Instructions to follow: Return a copy of every line in the records that includes the word "Center".

Records for the task:
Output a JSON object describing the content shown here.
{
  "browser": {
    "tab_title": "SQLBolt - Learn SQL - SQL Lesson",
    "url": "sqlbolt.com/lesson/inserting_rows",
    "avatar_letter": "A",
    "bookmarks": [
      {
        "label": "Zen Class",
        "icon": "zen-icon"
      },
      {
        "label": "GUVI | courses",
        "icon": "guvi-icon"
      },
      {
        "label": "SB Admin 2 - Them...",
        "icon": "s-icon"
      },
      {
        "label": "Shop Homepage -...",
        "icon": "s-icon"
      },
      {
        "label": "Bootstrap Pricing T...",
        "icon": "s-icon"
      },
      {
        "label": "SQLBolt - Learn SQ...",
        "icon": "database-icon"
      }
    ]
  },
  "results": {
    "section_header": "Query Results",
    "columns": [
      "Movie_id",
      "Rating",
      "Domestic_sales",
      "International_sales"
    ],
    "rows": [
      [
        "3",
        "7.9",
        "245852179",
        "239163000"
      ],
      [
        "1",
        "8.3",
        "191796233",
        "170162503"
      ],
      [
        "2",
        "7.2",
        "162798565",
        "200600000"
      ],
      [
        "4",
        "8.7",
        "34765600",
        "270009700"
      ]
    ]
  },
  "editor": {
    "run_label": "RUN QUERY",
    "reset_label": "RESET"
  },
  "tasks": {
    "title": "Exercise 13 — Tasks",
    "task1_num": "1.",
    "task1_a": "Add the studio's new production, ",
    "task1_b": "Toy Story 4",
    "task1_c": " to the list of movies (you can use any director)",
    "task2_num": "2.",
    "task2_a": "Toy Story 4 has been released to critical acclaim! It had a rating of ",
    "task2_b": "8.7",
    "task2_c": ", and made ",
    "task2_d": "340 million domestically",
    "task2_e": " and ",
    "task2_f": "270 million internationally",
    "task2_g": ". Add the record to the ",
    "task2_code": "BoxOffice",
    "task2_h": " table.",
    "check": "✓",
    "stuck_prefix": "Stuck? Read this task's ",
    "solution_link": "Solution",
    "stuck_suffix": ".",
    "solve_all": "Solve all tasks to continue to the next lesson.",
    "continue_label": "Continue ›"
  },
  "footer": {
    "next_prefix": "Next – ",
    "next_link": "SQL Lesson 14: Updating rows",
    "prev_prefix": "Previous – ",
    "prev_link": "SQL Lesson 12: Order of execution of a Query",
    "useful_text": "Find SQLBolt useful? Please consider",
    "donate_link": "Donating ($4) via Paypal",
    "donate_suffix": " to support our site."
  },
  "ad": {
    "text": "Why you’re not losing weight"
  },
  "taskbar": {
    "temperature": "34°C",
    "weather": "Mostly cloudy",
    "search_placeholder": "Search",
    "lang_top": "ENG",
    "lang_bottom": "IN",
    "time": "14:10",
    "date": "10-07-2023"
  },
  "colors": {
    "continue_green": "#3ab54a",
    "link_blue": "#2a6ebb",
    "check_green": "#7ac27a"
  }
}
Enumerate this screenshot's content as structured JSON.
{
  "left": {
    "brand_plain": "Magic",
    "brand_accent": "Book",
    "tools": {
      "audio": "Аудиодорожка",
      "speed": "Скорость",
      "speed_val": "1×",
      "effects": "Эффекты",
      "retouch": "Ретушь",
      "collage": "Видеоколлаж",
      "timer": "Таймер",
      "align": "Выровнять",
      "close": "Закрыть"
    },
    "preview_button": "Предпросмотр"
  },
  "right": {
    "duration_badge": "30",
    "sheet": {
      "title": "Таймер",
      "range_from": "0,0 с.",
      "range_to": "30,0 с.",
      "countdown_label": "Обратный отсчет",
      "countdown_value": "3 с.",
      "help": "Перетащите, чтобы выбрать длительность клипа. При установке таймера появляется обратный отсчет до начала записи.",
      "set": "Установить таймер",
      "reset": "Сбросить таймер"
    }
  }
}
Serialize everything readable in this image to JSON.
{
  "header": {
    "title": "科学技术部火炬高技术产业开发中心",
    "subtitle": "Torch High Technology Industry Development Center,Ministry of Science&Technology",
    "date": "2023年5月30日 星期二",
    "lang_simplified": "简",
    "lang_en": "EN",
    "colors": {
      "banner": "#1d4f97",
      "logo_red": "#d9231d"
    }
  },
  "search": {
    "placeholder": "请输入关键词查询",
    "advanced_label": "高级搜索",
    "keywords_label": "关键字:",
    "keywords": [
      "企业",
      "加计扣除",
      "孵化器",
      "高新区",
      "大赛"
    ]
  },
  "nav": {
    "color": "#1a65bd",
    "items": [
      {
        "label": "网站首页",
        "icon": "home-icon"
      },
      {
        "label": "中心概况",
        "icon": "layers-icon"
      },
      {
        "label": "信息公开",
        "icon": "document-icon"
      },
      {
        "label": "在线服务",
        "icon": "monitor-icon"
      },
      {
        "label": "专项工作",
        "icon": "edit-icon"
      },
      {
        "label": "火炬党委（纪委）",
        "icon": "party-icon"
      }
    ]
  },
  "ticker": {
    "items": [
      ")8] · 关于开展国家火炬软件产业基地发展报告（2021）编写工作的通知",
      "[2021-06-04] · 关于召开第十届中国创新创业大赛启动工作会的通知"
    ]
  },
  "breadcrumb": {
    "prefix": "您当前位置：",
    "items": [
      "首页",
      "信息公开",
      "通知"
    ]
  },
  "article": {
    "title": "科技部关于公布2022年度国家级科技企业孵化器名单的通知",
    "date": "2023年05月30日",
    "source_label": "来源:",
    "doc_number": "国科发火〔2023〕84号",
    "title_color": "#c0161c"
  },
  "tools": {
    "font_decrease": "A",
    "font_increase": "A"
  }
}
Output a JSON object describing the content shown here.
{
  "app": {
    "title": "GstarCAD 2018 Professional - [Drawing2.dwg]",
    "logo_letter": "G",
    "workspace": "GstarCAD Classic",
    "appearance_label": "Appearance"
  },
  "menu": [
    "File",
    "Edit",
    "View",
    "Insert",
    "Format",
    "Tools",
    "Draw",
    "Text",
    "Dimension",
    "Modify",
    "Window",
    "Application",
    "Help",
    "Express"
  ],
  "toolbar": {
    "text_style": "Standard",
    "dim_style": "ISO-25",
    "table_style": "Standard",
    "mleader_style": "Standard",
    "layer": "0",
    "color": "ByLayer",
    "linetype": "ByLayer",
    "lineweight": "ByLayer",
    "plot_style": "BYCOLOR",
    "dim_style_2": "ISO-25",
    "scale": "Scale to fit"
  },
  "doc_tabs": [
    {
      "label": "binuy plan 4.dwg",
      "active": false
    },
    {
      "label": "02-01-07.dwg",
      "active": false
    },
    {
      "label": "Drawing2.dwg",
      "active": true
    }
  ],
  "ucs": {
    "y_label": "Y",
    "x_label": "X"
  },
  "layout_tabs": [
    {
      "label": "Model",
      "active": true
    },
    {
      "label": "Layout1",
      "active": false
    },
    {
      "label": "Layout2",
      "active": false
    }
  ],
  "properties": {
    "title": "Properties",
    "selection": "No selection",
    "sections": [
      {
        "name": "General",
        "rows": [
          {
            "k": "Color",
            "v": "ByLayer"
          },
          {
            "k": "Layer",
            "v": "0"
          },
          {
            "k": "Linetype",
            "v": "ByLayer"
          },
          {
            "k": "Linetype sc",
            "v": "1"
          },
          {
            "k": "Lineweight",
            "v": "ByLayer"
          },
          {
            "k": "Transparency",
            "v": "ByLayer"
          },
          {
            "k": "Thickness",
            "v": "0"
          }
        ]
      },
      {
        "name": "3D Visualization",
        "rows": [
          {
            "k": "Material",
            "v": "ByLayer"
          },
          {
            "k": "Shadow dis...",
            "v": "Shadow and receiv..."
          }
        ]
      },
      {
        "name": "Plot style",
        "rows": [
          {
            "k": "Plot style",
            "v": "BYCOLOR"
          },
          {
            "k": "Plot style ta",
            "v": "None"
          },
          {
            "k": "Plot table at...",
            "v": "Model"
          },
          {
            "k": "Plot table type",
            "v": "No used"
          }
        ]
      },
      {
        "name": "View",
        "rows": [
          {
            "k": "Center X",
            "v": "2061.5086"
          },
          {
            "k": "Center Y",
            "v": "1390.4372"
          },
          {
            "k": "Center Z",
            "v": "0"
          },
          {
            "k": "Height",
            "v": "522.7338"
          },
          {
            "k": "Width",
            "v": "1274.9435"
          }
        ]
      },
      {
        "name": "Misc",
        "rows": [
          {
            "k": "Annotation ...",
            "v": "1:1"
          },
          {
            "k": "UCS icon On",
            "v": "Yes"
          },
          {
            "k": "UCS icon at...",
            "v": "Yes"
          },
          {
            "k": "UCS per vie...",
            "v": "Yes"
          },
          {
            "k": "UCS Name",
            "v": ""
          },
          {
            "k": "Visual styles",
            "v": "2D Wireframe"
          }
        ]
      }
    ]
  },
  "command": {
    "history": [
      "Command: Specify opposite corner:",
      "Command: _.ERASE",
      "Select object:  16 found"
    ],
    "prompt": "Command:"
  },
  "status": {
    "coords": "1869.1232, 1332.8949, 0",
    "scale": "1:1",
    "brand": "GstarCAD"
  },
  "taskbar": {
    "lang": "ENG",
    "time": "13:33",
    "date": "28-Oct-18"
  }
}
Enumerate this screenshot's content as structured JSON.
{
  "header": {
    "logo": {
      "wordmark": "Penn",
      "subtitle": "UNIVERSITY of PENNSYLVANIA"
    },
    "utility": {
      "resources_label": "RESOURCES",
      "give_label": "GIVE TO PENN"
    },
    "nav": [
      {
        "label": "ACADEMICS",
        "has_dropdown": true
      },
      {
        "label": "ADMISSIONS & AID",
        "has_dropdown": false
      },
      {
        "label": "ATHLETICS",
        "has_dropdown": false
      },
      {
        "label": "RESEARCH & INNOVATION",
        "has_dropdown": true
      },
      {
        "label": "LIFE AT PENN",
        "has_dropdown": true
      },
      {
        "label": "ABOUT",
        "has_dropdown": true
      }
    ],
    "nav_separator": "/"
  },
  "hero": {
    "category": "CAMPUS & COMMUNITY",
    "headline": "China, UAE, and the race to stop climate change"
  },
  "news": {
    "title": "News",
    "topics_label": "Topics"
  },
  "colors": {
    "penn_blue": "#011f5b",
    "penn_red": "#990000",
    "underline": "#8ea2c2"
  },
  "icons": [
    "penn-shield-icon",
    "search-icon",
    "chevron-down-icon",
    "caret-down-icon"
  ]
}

Complete output:
    "subtitle": "Torch High Technology Industry Development Center,Ministry of Science&Technology",
            "k": "Center X",
            "k": "Center Y",
            "k": "Center Z",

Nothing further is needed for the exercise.